Stated goal: Return every record below exactly as written, omitting any pictures.
-- Start Data extract --
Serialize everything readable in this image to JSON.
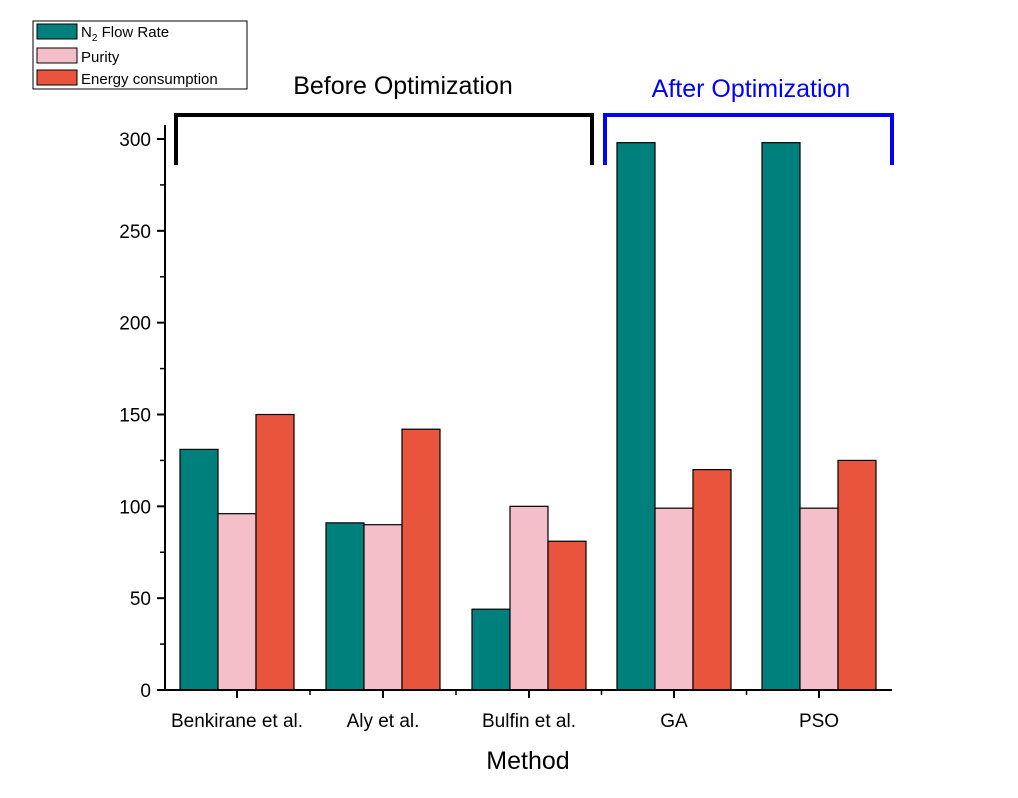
{
  "chart_data": {
    "type": "bar",
    "title": "",
    "xlabel": "Method",
    "ylabel": "",
    "categories": [
      "Benkirane et al.",
      "Aly et al.",
      "Bulfin et al.",
      "GA",
      "PSO"
    ],
    "series": [
      {
        "name": "N2 Flow Rate",
        "name_main": "N",
        "name_sub": "2",
        "name_rest": " Flow Rate",
        "color": "#00807c",
        "values": [
          131,
          91,
          44,
          298,
          298
        ]
      },
      {
        "name": "Purity",
        "color": "#f4bfc8",
        "values": [
          96,
          90,
          100,
          99,
          99
        ]
      },
      {
        "name": "Energy consumption",
        "color": "#e8553c",
        "values": [
          150,
          142,
          81,
          120,
          125
        ]
      }
    ],
    "ylim": [
      0,
      320
    ],
    "yticks": [
      0,
      50,
      100,
      150,
      200,
      250,
      300
    ],
    "legend_position": "top-left",
    "grid": false,
    "annotations": [
      {
        "label": "Before Optimization",
        "color": "#000000",
        "from_category": 0,
        "to_category": 2
      },
      {
        "label": "After Optimization",
        "color": "#0000ff",
        "from_category": 3,
        "to_category": 4
      }
    ]
  }
}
-- End Data extract --
Result of this exercise:
Serialize everything readable in this image to JSON.
{
  "chart_data": {
    "type": "bar",
    "title": "",
    "xlabel": "Method",
    "ylabel": "",
    "categories": [
      "Benkirane et al.",
      "Aly et al.",
      "Bulfin et al.",
      "GA",
      "PSO"
    ],
    "series": [
      {
        "name": "N2 Flow Rate",
        "name_main": "N",
        "name_sub": "2",
        "name_rest": " Flow Rate",
        "color": "#00807c",
        "values": [
          131,
          91,
          44,
          298,
          298
        ]
      },
      {
        "name": "Purity",
        "color": "#f4bfc8",
        "values": [
          96,
          90,
          100,
          99,
          99
        ]
      },
      {
        "name": "Energy consumption",
        "color": "#e8553c",
        "values": [
          150,
          142,
          81,
          120,
          125
        ]
      }
    ],
    "ylim": [
      0,
      320
    ],
    "yticks": [
      0,
      50,
      100,
      150,
      200,
      250,
      300
    ],
    "legend_position": "top-left",
    "grid": false,
    "annotations": [
      {
        "label": "Before Optimization",
        "color": "#000000",
        "from_category": 0,
        "to_category": 2
      },
      {
        "label": "After Optimization",
        "color": "#0000ff",
        "from_category": 3,
        "to_category": 4
      }
    ]
  }
}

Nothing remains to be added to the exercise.